--- Start DATASET ROWS ---
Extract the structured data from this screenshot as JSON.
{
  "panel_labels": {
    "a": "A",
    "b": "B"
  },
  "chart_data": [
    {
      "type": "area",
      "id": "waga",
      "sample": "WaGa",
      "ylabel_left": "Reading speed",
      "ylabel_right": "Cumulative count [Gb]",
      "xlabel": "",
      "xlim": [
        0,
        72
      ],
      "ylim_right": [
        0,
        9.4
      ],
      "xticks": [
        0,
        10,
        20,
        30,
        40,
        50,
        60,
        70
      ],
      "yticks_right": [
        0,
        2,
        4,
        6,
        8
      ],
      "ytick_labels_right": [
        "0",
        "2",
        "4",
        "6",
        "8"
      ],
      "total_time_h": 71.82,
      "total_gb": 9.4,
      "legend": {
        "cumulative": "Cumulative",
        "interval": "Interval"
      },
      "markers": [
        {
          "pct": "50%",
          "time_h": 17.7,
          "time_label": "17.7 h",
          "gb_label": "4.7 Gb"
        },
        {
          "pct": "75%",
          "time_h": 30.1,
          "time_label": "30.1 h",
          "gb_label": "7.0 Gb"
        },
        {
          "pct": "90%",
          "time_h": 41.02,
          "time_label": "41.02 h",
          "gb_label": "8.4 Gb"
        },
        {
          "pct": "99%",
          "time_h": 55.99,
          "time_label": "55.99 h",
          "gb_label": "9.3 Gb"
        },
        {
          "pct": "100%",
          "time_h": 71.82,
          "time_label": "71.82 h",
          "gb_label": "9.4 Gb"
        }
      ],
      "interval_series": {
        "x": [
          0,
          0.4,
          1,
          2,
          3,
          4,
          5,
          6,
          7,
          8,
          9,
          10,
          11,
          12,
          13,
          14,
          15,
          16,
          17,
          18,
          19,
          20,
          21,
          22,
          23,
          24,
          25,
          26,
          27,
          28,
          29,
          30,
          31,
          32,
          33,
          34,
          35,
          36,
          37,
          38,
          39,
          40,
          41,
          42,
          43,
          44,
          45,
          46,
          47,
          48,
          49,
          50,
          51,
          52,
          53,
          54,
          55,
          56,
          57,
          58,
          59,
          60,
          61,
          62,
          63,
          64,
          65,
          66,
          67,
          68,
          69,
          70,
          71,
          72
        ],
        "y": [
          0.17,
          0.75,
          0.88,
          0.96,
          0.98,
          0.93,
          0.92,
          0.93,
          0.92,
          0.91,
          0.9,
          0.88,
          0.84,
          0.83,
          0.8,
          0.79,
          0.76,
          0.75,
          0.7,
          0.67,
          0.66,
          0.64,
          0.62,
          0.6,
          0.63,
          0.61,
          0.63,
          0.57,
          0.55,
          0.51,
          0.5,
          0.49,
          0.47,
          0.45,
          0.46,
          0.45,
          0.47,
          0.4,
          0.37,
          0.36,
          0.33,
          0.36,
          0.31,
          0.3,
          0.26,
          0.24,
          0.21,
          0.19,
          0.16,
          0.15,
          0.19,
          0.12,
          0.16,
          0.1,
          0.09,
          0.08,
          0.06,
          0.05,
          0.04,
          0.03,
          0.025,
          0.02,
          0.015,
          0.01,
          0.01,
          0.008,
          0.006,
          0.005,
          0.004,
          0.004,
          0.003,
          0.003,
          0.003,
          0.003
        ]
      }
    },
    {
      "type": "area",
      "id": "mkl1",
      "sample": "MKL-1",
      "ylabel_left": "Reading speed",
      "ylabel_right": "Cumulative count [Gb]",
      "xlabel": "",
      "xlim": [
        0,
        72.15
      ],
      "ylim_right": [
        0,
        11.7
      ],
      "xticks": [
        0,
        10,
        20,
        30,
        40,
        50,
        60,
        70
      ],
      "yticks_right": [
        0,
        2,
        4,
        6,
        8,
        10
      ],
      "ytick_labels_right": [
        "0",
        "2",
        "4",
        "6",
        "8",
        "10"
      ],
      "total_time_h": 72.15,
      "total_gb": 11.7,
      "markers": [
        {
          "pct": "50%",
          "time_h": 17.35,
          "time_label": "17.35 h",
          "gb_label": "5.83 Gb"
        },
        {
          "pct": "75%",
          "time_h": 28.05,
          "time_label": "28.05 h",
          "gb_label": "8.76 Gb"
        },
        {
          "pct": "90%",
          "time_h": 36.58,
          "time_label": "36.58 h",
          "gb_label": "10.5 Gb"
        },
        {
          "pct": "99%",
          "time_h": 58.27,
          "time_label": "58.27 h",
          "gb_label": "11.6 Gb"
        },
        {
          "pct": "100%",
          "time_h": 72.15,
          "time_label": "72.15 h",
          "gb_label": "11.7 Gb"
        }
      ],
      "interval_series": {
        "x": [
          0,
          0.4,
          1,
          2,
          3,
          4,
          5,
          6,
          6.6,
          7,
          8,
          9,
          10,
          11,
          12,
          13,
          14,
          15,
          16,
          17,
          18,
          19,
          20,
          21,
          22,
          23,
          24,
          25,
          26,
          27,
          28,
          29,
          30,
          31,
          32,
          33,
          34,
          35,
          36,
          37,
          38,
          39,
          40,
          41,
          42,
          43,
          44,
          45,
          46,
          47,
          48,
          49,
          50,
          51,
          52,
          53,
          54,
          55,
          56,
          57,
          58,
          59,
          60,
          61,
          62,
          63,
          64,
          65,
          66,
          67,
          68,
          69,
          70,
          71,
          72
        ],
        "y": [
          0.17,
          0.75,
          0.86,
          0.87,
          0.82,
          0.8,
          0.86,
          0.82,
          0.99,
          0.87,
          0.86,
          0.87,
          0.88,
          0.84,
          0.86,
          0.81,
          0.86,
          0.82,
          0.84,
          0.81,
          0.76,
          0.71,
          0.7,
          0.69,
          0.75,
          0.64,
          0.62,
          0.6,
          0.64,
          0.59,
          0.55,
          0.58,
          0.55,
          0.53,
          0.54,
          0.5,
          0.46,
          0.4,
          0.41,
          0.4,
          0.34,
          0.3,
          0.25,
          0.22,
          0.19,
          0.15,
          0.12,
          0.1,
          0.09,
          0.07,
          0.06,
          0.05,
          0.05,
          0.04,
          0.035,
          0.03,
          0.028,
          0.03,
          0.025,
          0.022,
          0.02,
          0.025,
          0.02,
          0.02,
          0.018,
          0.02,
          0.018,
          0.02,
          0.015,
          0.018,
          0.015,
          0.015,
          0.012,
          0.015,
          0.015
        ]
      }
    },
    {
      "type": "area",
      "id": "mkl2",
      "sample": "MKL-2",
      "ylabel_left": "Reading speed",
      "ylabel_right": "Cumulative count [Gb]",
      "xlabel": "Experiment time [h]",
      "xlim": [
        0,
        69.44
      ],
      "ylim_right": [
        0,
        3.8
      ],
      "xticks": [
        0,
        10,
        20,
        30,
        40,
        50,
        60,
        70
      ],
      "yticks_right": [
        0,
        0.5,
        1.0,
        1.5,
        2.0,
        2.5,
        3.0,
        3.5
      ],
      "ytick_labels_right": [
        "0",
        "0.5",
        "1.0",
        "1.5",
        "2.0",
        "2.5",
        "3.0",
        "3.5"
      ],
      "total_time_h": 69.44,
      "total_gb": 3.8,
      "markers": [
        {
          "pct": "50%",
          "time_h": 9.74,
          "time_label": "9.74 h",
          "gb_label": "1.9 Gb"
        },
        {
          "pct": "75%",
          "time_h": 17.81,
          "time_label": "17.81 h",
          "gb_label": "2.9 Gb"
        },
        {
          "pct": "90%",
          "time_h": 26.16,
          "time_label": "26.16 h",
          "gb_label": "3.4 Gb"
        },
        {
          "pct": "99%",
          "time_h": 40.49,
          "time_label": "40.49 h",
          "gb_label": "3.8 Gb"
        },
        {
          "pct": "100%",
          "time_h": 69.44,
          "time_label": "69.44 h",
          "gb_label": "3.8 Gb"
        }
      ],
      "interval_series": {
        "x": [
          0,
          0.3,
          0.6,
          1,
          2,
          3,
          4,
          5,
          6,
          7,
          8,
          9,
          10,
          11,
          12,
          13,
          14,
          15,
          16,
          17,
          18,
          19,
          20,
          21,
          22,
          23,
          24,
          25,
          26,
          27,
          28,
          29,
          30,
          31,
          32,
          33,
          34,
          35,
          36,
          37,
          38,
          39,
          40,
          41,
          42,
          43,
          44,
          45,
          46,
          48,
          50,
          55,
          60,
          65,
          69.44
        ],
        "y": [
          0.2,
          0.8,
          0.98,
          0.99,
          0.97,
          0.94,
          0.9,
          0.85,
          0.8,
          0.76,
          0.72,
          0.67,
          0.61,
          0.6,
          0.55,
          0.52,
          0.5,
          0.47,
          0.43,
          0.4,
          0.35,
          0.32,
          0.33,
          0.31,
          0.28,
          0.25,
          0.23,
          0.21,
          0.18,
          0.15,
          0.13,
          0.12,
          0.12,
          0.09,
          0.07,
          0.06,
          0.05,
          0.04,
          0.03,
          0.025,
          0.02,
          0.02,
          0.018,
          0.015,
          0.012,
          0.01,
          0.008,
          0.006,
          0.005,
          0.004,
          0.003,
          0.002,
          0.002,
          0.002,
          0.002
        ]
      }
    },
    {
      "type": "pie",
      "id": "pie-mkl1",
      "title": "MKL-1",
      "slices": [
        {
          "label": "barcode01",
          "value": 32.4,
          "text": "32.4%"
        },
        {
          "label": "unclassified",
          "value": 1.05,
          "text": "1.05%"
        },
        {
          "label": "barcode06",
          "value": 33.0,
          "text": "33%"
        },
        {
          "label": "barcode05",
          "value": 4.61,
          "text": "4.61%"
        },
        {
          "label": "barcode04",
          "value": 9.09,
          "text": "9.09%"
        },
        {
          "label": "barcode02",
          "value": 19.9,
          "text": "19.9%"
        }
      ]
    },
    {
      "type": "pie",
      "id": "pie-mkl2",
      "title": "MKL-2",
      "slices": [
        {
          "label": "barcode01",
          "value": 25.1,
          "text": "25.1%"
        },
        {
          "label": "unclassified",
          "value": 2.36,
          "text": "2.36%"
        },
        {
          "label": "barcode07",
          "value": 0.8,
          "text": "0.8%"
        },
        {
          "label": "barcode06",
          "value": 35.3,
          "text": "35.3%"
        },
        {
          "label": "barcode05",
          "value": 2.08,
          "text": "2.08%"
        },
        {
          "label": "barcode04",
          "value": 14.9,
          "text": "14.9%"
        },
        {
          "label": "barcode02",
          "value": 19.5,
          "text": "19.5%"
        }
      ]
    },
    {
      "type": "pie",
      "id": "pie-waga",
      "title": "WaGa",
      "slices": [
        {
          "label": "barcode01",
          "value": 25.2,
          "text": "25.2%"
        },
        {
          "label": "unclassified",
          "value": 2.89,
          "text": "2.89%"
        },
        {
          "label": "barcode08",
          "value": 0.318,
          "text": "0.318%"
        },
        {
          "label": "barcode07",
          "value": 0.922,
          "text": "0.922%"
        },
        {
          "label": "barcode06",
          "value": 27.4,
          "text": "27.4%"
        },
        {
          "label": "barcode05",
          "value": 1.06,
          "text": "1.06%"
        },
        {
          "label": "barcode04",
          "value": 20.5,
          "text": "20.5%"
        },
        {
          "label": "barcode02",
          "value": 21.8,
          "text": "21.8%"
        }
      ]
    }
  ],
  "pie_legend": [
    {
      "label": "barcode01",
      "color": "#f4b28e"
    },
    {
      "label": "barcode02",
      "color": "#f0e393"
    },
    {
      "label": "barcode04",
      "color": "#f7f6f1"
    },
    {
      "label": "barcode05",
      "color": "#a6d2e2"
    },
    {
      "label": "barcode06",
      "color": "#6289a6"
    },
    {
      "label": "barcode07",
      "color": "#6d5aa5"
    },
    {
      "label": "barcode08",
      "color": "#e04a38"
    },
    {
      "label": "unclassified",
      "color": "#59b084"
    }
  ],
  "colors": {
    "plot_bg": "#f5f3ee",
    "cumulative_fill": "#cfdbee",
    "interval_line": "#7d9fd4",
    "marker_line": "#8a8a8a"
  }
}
--- End DATASET ROWS ---
### DO THIS
Answer with one number: how many lines in the listing hold "sample".

### RESULT OF THIS EXERCISE
3